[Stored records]
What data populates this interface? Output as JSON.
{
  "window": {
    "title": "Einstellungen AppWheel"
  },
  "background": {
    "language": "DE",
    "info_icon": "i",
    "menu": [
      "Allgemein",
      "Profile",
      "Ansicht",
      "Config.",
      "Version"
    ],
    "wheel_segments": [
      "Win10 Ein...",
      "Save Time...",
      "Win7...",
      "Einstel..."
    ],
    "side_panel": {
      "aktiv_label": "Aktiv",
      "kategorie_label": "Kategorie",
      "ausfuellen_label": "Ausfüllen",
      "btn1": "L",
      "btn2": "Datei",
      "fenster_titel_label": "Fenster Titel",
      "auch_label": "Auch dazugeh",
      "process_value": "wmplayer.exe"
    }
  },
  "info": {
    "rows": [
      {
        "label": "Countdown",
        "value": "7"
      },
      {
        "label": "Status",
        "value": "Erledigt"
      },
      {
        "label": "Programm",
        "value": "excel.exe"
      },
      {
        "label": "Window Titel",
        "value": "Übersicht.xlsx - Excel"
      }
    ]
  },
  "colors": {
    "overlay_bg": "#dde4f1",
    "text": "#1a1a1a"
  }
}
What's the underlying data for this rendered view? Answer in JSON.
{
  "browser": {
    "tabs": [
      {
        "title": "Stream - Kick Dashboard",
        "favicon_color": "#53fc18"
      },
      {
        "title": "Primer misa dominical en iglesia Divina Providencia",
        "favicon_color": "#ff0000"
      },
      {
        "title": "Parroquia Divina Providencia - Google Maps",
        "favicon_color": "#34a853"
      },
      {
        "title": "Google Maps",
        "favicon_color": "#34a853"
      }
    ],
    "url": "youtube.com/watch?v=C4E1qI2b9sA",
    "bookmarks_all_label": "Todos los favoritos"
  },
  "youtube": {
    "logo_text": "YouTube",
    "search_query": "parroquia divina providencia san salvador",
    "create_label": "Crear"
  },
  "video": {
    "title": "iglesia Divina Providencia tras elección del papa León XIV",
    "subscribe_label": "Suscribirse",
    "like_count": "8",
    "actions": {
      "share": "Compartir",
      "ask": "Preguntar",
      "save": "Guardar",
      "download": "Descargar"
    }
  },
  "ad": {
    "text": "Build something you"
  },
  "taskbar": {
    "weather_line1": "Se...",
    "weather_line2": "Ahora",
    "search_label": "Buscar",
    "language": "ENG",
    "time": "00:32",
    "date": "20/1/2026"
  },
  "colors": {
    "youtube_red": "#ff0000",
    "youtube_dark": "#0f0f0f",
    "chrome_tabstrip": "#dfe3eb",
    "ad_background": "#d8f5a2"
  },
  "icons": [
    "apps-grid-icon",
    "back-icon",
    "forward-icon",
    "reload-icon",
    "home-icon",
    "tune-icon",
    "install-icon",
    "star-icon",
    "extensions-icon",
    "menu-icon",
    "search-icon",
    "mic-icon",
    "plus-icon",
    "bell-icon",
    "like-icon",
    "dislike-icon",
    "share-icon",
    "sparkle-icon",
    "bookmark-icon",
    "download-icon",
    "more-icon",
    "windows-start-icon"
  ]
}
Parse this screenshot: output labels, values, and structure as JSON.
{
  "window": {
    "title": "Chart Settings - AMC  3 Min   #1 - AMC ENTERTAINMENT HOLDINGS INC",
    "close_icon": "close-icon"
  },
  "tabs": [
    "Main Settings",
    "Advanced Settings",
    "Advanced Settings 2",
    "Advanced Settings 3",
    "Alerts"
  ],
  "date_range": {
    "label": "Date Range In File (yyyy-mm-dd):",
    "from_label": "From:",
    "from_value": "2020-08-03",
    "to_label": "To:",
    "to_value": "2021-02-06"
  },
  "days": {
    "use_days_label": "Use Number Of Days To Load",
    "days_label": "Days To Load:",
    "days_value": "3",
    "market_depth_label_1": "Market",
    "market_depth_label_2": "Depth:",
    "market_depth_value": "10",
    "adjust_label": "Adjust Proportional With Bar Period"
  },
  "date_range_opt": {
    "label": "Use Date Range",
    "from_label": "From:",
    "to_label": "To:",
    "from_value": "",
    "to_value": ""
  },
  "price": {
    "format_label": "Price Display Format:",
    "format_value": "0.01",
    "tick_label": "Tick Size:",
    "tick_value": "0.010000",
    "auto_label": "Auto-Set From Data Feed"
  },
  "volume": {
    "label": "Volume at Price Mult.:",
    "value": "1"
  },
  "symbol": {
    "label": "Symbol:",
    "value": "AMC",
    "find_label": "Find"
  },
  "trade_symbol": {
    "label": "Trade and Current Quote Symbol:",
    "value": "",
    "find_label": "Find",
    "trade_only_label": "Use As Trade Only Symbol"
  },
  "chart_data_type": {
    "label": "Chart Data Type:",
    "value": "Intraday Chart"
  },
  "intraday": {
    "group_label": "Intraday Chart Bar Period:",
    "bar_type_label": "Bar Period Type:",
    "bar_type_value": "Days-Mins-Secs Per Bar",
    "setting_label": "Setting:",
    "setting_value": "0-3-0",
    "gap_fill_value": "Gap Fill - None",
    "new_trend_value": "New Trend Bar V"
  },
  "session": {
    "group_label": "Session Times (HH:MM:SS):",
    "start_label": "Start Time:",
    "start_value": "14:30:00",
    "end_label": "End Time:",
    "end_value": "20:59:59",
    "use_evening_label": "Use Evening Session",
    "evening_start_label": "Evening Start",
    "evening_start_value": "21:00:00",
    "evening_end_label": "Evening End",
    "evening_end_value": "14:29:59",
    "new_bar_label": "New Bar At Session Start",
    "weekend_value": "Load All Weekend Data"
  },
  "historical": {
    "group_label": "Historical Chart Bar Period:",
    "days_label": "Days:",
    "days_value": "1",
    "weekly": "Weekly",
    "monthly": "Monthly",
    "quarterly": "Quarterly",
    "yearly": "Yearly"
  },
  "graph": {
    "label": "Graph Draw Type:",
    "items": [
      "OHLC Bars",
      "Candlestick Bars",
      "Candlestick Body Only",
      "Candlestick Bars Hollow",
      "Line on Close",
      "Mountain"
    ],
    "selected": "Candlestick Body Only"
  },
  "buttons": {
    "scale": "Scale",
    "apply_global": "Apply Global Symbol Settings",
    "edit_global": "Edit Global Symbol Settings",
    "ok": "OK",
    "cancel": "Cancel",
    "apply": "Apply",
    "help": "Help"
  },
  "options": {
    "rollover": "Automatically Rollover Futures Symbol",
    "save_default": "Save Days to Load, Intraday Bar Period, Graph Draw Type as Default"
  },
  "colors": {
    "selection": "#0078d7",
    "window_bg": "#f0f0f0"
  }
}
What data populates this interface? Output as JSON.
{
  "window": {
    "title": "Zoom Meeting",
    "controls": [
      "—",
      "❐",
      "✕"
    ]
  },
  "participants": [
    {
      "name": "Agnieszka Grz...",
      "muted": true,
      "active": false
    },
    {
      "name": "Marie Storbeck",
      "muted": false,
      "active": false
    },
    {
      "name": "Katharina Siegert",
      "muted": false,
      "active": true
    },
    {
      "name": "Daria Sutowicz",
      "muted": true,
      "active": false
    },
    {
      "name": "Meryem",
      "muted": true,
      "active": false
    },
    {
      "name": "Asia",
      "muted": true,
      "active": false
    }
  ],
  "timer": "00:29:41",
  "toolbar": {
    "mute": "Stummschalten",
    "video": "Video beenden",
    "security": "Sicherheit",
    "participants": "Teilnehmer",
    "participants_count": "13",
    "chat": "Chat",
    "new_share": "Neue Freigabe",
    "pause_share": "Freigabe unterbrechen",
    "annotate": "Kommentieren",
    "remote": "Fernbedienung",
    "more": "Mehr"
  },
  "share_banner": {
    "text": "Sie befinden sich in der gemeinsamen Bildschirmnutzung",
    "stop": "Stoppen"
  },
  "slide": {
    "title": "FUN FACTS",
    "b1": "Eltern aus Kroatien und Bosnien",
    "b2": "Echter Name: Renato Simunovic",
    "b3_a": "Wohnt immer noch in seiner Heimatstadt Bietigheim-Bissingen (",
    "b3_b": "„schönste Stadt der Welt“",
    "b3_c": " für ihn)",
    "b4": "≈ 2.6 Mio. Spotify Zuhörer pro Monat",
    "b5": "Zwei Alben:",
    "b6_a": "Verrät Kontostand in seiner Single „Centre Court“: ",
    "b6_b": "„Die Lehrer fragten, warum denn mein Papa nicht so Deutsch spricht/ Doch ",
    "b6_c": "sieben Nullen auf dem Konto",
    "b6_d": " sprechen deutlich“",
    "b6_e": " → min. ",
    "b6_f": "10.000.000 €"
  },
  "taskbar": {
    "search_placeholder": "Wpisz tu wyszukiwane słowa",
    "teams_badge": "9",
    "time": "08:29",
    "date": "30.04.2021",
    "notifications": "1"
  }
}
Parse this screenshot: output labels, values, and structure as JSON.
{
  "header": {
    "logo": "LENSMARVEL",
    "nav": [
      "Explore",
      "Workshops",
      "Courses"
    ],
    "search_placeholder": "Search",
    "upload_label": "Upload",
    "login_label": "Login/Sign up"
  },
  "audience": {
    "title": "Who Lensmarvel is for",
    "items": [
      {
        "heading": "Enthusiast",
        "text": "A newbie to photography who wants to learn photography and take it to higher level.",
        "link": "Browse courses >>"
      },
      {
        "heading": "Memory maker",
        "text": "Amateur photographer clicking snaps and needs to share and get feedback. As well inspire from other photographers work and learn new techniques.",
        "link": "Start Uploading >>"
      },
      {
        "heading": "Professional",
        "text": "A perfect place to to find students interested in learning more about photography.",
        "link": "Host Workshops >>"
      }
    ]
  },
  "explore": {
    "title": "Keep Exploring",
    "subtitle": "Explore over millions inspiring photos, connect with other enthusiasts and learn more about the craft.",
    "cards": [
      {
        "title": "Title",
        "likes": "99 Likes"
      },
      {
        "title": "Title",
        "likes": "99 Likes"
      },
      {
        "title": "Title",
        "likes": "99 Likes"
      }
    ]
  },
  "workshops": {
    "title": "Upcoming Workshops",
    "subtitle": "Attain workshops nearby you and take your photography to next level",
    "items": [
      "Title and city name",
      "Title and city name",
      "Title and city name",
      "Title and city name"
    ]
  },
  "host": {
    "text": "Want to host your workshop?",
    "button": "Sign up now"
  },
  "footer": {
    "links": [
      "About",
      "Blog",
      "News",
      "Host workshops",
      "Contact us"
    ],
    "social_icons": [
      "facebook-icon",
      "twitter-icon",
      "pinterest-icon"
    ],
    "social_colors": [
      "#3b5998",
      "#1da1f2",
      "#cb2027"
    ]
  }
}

### TASK TO COMPLETE
Return each line in the records that holds the string "Bars".

### SOLVED EXERCISE
      "OHLC Bars",
      "Candlestick Bars",
      "Candlestick Bars Hollow",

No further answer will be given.